Problem:
Track down the lines that contain "name" and copy them.

Material for this task:
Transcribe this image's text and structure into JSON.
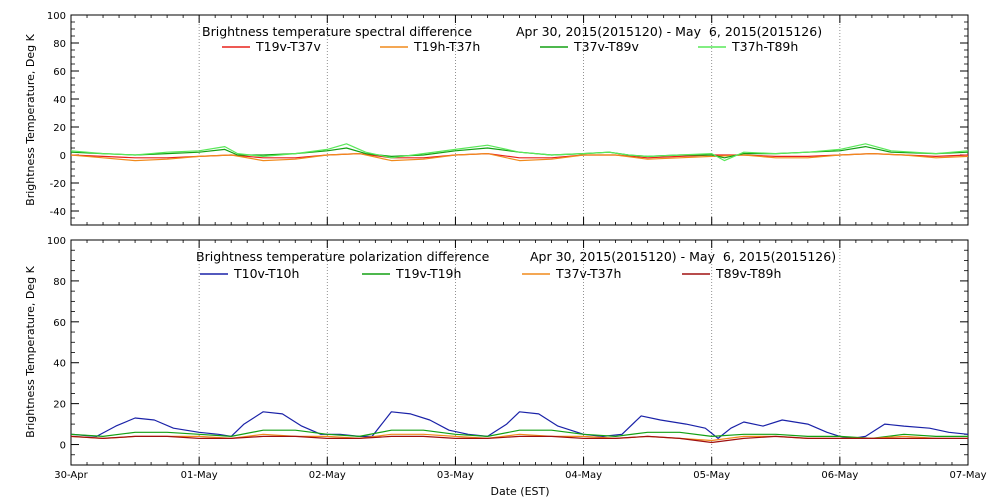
{
  "colors": {
    "red": "#e8221c",
    "orange": "#f08a1c",
    "green": "#13a013",
    "lightgreen": "#59e859",
    "blue": "#1a22a8",
    "darkred": "#a01010",
    "gridline": "#777777"
  },
  "chart_data": [
    {
      "type": "line",
      "title": "Brightness temperature spectral difference",
      "date_range": "Apr 30, 2015(2015120) - May  6, 2015(2015126)",
      "ylabel": "Brightness Temperature, Deg K",
      "xlabel": "",
      "ylim": [
        -50,
        100
      ],
      "yticks": [
        -40,
        -20,
        0,
        20,
        40,
        60,
        80,
        100
      ],
      "xlim": [
        0,
        7
      ],
      "xticks": [
        0,
        1,
        2,
        3,
        4,
        5,
        6,
        7
      ],
      "x_tick_labels": [
        "30-Apr",
        "01-May",
        "02-May",
        "03-May",
        "04-May",
        "05-May",
        "06-May",
        "07-May"
      ],
      "grid": "dotted-vertical",
      "legend": "top",
      "series": [
        {
          "name": "T19v-T37v",
          "color": "red",
          "x": [
            0,
            0.25,
            0.5,
            0.75,
            1.0,
            1.25,
            1.5,
            1.75,
            2.0,
            2.25,
            2.5,
            2.75,
            3.0,
            3.25,
            3.5,
            3.75,
            4.0,
            4.25,
            4.5,
            4.75,
            5.0,
            5.25,
            5.5,
            5.75,
            6.0,
            6.25,
            6.5,
            6.75,
            7.0
          ],
          "y": [
            0,
            -1,
            -2,
            -2,
            -1,
            0,
            -2,
            -2,
            0,
            1,
            -2,
            -2,
            0,
            1,
            -2,
            -2,
            0,
            0,
            -2,
            -1,
            0,
            0,
            -1,
            -1,
            0,
            1,
            0,
            -1,
            0
          ]
        },
        {
          "name": "T19h-T37h",
          "color": "orange",
          "x": [
            0,
            0.25,
            0.5,
            0.75,
            1.0,
            1.25,
            1.5,
            1.75,
            2.0,
            2.25,
            2.5,
            2.75,
            3.0,
            3.25,
            3.5,
            3.75,
            4.0,
            4.25,
            4.5,
            4.75,
            5.0,
            5.25,
            5.5,
            5.75,
            6.0,
            6.25,
            6.5,
            6.75,
            7.0
          ],
          "y": [
            0,
            -2,
            -4,
            -3,
            -1,
            0,
            -4,
            -3,
            0,
            1,
            -4,
            -3,
            0,
            1,
            -4,
            -3,
            0,
            0,
            -3,
            -2,
            -1,
            0,
            -2,
            -2,
            0,
            1,
            0,
            -2,
            -1
          ]
        },
        {
          "name": "T37v-T89v",
          "color": "green",
          "x": [
            0,
            0.25,
            0.5,
            0.75,
            1.0,
            1.2,
            1.3,
            1.5,
            1.75,
            2.0,
            2.15,
            2.3,
            2.5,
            2.75,
            3.0,
            3.25,
            3.5,
            3.75,
            4.0,
            4.2,
            4.35,
            4.5,
            4.75,
            5.0,
            5.1,
            5.25,
            5.5,
            5.75,
            6.0,
            6.2,
            6.4,
            6.75,
            7.0
          ],
          "y": [
            2,
            1,
            0,
            1,
            2,
            4,
            0,
            0,
            1,
            3,
            5,
            1,
            -1,
            0,
            3,
            5,
            2,
            0,
            1,
            2,
            0,
            -1,
            0,
            0,
            -2,
            1,
            1,
            2,
            3,
            6,
            2,
            1,
            2
          ]
        },
        {
          "name": "T37h-T89h",
          "color": "lightgreen",
          "x": [
            0,
            0.25,
            0.5,
            0.75,
            1.0,
            1.2,
            1.3,
            1.5,
            1.75,
            2.0,
            2.15,
            2.3,
            2.5,
            2.75,
            3.0,
            3.25,
            3.5,
            3.75,
            4.0,
            4.2,
            4.35,
            4.5,
            4.75,
            5.0,
            5.1,
            5.25,
            5.5,
            5.75,
            6.0,
            6.2,
            6.4,
            6.75,
            7.0
          ],
          "y": [
            3,
            1,
            0,
            2,
            3,
            6,
            1,
            -1,
            1,
            4,
            8,
            2,
            -2,
            1,
            4,
            7,
            2,
            0,
            1,
            2,
            0,
            -1,
            0,
            1,
            -4,
            2,
            1,
            2,
            4,
            8,
            3,
            1,
            3
          ]
        }
      ]
    },
    {
      "type": "line",
      "title": "Brightness temperature polarization difference",
      "date_range": "Apr 30, 2015(2015120) - May  6, 2015(2015126)",
      "ylabel": "Brightness Temperature, Deg K",
      "xlabel": "Date (EST)",
      "ylim": [
        -10,
        100
      ],
      "yticks": [
        0,
        20,
        40,
        60,
        80,
        100
      ],
      "xlim": [
        0,
        7
      ],
      "xticks": [
        0,
        1,
        2,
        3,
        4,
        5,
        6,
        7
      ],
      "x_tick_labels": [
        "30-Apr",
        "01-May",
        "02-May",
        "03-May",
        "04-May",
        "05-May",
        "06-May",
        "07-May"
      ],
      "grid": "dotted-vertical",
      "legend": "top",
      "series": [
        {
          "name": "T10v-T10h",
          "color": "blue",
          "x": [
            0,
            0.2,
            0.35,
            0.5,
            0.65,
            0.8,
            1.0,
            1.15,
            1.25,
            1.35,
            1.5,
            1.65,
            1.8,
            1.95,
            2.1,
            2.25,
            2.35,
            2.5,
            2.65,
            2.8,
            2.95,
            3.1,
            3.25,
            3.4,
            3.5,
            3.65,
            3.8,
            4.0,
            4.15,
            4.3,
            4.45,
            4.6,
            4.8,
            4.95,
            5.05,
            5.15,
            5.25,
            5.4,
            5.55,
            5.75,
            5.9,
            6.0,
            6.1,
            6.2,
            6.35,
            6.5,
            6.7,
            6.85,
            7.0
          ],
          "y": [
            5,
            4,
            9,
            13,
            12,
            8,
            6,
            5,
            4,
            10,
            16,
            15,
            9,
            5,
            5,
            4,
            4,
            16,
            15,
            12,
            7,
            5,
            4,
            10,
            16,
            15,
            9,
            5,
            4,
            5,
            14,
            12,
            10,
            8,
            3,
            8,
            11,
            9,
            12,
            10,
            6,
            4,
            3,
            4,
            10,
            9,
            8,
            6,
            5
          ]
        },
        {
          "name": "T19v-T19h",
          "color": "green",
          "x": [
            0,
            0.25,
            0.5,
            0.75,
            1.0,
            1.25,
            1.5,
            1.75,
            2.0,
            2.25,
            2.5,
            2.75,
            3.0,
            3.25,
            3.5,
            3.75,
            4.0,
            4.25,
            4.5,
            4.75,
            5.0,
            5.25,
            5.5,
            5.75,
            6.0,
            6.25,
            6.5,
            6.75,
            7.0
          ],
          "y": [
            5,
            4,
            6,
            6,
            5,
            4,
            7,
            7,
            5,
            4,
            7,
            7,
            5,
            4,
            7,
            7,
            5,
            4,
            6,
            6,
            4,
            5,
            5,
            4,
            4,
            3,
            5,
            4,
            4
          ]
        },
        {
          "name": "T37v-T37h",
          "color": "orange",
          "x": [
            0,
            0.25,
            0.5,
            0.75,
            1.0,
            1.25,
            1.5,
            1.75,
            2.0,
            2.25,
            2.5,
            2.75,
            3.0,
            3.25,
            3.5,
            3.75,
            4.0,
            4.25,
            4.5,
            4.75,
            5.0,
            5.25,
            5.5,
            5.75,
            6.0,
            6.25,
            6.5,
            6.75,
            7.0
          ],
          "y": [
            4,
            3,
            4,
            4,
            4,
            3,
            5,
            4,
            4,
            3,
            5,
            5,
            4,
            3,
            5,
            4,
            4,
            3,
            4,
            3,
            2,
            4,
            4,
            3,
            3,
            3,
            4,
            3,
            3
          ]
        },
        {
          "name": "T89v-T89h",
          "color": "darkred",
          "x": [
            0,
            0.25,
            0.5,
            0.75,
            1.0,
            1.25,
            1.5,
            1.75,
            2.0,
            2.25,
            2.5,
            2.75,
            3.0,
            3.25,
            3.5,
            3.75,
            4.0,
            4.25,
            4.5,
            4.75,
            5.0,
            5.25,
            5.5,
            5.75,
            6.0,
            6.25,
            6.5,
            6.75,
            7.0
          ],
          "y": [
            4,
            3,
            4,
            4,
            3,
            3,
            4,
            4,
            3,
            3,
            4,
            4,
            3,
            3,
            4,
            4,
            3,
            3,
            4,
            3,
            1,
            3,
            4,
            3,
            3,
            3,
            3,
            3,
            3
          ]
        }
      ]
    }
  ]
}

Reply to the exercise:
          "name": "T19v-T37v",
          "name": "T19h-T37h",
          "name": "T37v-T89v",
          "name": "T37h-T89h",
          "name": "T10v-T10h",
          "name": "T19v-T19h",
          "name": "T37v-T37h",
          "name": "T89v-T89h",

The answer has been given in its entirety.